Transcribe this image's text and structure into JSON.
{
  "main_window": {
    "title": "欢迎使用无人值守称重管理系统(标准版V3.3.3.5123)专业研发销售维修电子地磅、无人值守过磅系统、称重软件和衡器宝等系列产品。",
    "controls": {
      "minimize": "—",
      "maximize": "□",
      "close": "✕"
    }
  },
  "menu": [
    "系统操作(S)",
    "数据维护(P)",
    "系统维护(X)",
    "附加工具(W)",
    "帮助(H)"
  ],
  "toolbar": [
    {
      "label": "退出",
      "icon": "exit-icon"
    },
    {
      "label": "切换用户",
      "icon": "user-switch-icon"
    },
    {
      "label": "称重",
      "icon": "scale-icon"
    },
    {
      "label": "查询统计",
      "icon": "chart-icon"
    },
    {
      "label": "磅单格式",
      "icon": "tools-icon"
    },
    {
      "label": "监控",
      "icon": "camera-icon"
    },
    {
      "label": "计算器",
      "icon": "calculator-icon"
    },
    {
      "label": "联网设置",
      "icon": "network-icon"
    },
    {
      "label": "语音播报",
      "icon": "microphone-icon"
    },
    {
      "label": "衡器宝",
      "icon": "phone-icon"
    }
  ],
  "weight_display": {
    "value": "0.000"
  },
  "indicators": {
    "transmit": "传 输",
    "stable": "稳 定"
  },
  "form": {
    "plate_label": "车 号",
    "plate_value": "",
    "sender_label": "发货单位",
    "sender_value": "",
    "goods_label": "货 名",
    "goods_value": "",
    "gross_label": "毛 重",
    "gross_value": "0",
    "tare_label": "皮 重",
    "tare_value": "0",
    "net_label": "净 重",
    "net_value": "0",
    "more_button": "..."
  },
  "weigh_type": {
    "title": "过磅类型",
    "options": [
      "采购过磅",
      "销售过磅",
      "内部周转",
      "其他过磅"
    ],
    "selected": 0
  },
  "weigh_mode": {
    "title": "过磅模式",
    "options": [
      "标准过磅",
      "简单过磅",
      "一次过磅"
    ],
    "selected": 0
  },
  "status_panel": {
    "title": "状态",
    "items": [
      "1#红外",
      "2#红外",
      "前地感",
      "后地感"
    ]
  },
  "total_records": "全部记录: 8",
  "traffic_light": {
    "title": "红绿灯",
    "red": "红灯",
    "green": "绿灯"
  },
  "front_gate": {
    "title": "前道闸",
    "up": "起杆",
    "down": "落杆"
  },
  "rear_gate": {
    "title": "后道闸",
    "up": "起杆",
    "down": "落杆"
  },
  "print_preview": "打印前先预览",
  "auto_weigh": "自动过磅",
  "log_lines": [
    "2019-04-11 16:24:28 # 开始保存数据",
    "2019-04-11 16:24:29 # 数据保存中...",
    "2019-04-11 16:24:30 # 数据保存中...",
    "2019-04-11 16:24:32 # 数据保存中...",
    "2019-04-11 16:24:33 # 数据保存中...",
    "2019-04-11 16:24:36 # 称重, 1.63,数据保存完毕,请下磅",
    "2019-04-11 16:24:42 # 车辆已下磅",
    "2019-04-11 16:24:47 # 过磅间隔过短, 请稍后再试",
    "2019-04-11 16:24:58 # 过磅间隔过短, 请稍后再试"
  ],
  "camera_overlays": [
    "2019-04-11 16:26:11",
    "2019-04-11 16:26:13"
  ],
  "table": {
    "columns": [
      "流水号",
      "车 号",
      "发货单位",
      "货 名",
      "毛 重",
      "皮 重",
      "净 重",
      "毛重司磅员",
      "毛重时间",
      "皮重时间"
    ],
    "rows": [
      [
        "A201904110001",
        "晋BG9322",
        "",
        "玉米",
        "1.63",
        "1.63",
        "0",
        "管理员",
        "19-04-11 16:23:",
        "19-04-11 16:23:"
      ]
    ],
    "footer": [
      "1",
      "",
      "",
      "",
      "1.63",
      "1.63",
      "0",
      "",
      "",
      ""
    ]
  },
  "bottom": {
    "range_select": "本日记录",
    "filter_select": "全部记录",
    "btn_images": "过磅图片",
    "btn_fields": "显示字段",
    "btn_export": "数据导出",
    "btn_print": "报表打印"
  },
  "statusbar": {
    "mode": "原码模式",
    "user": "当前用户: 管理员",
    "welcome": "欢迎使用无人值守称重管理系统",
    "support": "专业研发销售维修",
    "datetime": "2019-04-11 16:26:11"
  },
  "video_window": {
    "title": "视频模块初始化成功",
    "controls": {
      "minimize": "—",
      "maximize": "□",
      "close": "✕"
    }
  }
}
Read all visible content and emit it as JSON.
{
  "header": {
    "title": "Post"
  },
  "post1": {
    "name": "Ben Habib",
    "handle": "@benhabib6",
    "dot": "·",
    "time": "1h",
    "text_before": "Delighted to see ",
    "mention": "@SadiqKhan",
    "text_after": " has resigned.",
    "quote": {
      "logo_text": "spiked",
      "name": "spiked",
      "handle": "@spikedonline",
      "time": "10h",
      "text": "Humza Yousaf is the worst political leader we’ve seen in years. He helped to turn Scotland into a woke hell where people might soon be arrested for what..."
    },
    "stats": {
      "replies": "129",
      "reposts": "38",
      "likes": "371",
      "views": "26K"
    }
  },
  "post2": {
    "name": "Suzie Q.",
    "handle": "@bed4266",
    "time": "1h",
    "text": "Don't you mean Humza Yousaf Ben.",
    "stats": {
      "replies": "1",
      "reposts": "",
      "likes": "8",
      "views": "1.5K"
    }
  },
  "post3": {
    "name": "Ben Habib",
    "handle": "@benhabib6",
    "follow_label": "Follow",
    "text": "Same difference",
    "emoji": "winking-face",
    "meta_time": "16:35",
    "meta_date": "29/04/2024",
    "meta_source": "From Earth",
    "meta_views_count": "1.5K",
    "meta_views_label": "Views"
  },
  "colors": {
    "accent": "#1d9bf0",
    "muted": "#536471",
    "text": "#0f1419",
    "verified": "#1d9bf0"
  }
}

What the task asks:
Quote each line of the listing above exactly.

Task output:
Transcribe this image's text and structure into JSON.
{
  "main_window": {
    "title": "欢迎使用无人值守称重管理系统(标准版V3.3.3.5123)专业研发销售维修电子地磅、无人值守过磅系统、称重软件和衡器宝等系列产品。",
    "controls": {
      "minimize": "—",
      "maximize": "□",
      "close": "✕"
    }
  },
  "menu": [
    "系统操作(S)",
    "数据维护(P)",
    "系统维护(X)",
    "附加工具(W)",
    "帮助(H)"
  ],
  "toolbar": [
    {
      "label": "退出",
      "icon": "exit-icon"
    },
    {
      "label": "切换用户",
      "icon": "user-switch-icon"
    },
    {
      "label": "称重",
      "icon": "scale-icon"
    },
    {
      "label": "查询统计",
      "icon": "chart-icon"
    },
    {
      "label": "磅单格式",
      "icon": "tools-icon"
    },
    {
      "label": "监控",
      "icon": "camera-icon"
    },
    {
      "label": "计算器",
      "icon": "calculator-icon"
    },
    {
      "label": "联网设置",
      "icon": "network-icon"
    },
    {
      "label": "语音播报",
      "icon": "microphone-icon"
    },
    {
      "label": "衡器宝",
      "icon": "phone-icon"
    }
  ],
  "weight_display": {
    "value": "0.000"
  },
  "indicators": {
    "transmit": "传 输",
    "stable": "稳 定"
  },
  "form": {
    "plate_label": "车 号",
    "plate_value": "",
    "sender_label": "发货单位",
    "sender_value": "",
    "goods_label": "货 名",
    "goods_value": "",
    "gross_label": "毛 重",
    "gross_value": "0",
    "tare_label": "皮 重",
    "tare_value": "0",
    "net_label": "净 重",
    "net_value": "0",
    "more_button": "..."
  },
  "weigh_type": {
    "title": "过磅类型",
    "options": [
      "采购过磅",
      "销售过磅",
      "内部周转",
      "其他过磅"
    ],
    "selected": 0
  },
  "weigh_mode": {
    "title": "过磅模式",
    "options": [
      "标准过磅",
      "简单过磅",
      "一次过磅"
    ],
    "selected": 0
  },
  "status_panel": {
    "title": "状态",
    "items": [
      "1#红外",
      "2#红外",
      "前地感",
      "后地感"
    ]
  },
  "total_records": "全部记录: 8",
  "traffic_light": {
    "title": "红绿灯",
    "red": "红灯",
    "green": "绿灯"
  },
  "front_gate": {
    "title": "前道闸",
    "up": "起杆",
    "down": "落杆"
  },
  "rear_gate": {
    "title": "后道闸",
    "up": "起杆",
    "down": "落杆"
  },
  "print_preview": "打印前先预览",
  "auto_weigh": "自动过磅",
  "log_lines": [
    "2019-04-11 16:24:28 # 开始保存数据",
    "2019-04-11 16:24:29 # 数据保存中...",
    "2019-04-11 16:24:30 # 数据保存中...",
    "2019-04-11 16:24:32 # 数据保存中...",
    "2019-04-11 16:24:33 # 数据保存中...",
    "2019-04-11 16:24:36 # 称重, 1.63,数据保存完毕,请下磅",
    "2019-04-11 16:24:42 # 车辆已下磅",
    "2019-04-11 16:24:47 # 过磅间隔过短, 请稍后再试",
    "2019-04-11 16:24:58 # 过磅间隔过短, 请稍后再试"
  ],
  "camera_overlays": [
    "2019-04-11 16:26:11",
    "2019-04-11 16:26:13"
  ],
  "table": {
    "columns": [
      "流水号",
      "车 号",
      "发货单位",
      "货 名",
      "毛 重",
      "皮 重",
      "净 重",
      "毛重司磅员",
      "毛重时间",
      "皮重时间"
    ],
    "rows": [
      [
        "A201904110001",
        "晋BG9322",
        "",
        "玉米",
        "1.63",
        "1.63",
        "0",
        "管理员",
        "19-04-11 16:23:",
        "19-04-11 16:23:"
      ]
    ],
    "footer": [
      "1",
      "",
      "",
      "",
      "1.63",
      "1.63",
      "0",
      "",
      "",
      ""
    ]
  },
  "bottom": {
    "range_select": "本日记录",
    "filter_select": "全部记录",
    "btn_images": "过磅图片",
    "btn_fields": "显示字段",
    "btn_export": "数据导出",
    "btn_print": "报表打印"
  },
  "statusbar": {
    "mode": "原码模式",
    "user": "当前用户: 管理员",
    "welcome": "欢迎使用无人值守称重管理系统",
    "support": "专业研发销售维修",
    "datetime": "2019-04-11 16:26:11"
  },
  "video_window": {
    "title": "视频模块初始化成功",
    "controls": {
      "minimize": "—",
      "maximize": "□",
      "close": "✕"
    }
  }
}
Read all visible content and emit it as JSON.
{
  "header": {
    "title": "Post"
  },
  "post1": {
    "name": "Ben Habib",
    "handle": "@benhabib6",
    "dot": "·",
    "time": "1h",
    "text_before": "Delighted to see ",
    "mention": "@SadiqKhan",
    "text_after": " has resigned.",
    "quote": {
      "logo_text": "spiked",
      "name": "spiked",
      "handle": "@spikedonline",
      "time": "10h",
      "text": "Humza Yousaf is the worst political leader we’ve seen in years. He helped to turn Scotland into a woke hell where people might soon be arrested for what..."
    },
    "stats": {
      "replies": "129",
      "reposts": "38",
      "likes": "371",
      "views": "26K"
    }
  },
  "post2": {
    "name": "Suzie Q.",
    "handle": "@bed4266",
    "time": "1h",
    "text": "Don't you mean Humza Yousaf Ben.",
    "stats": {
      "replies": "1",
      "reposts": "",
      "likes": "8",
      "views": "1.5K"
    }
  },
  "post3": {
    "name": "Ben Habib",
    "handle": "@benhabib6",
    "follow_label": "Follow",
    "text": "Same difference",
    "emoji": "winking-face",
    "meta_time": "16:35",
    "meta_date": "29/04/2024",
    "meta_source": "From Earth",
    "meta_views_count": "1.5K",
    "meta_views_label": "Views"
  },
  "colors": {
    "accent": "#1d9bf0",
    "muted": "#536471",
    "text": "#0f1419",
    "verified": "#1d9bf0"
  }
}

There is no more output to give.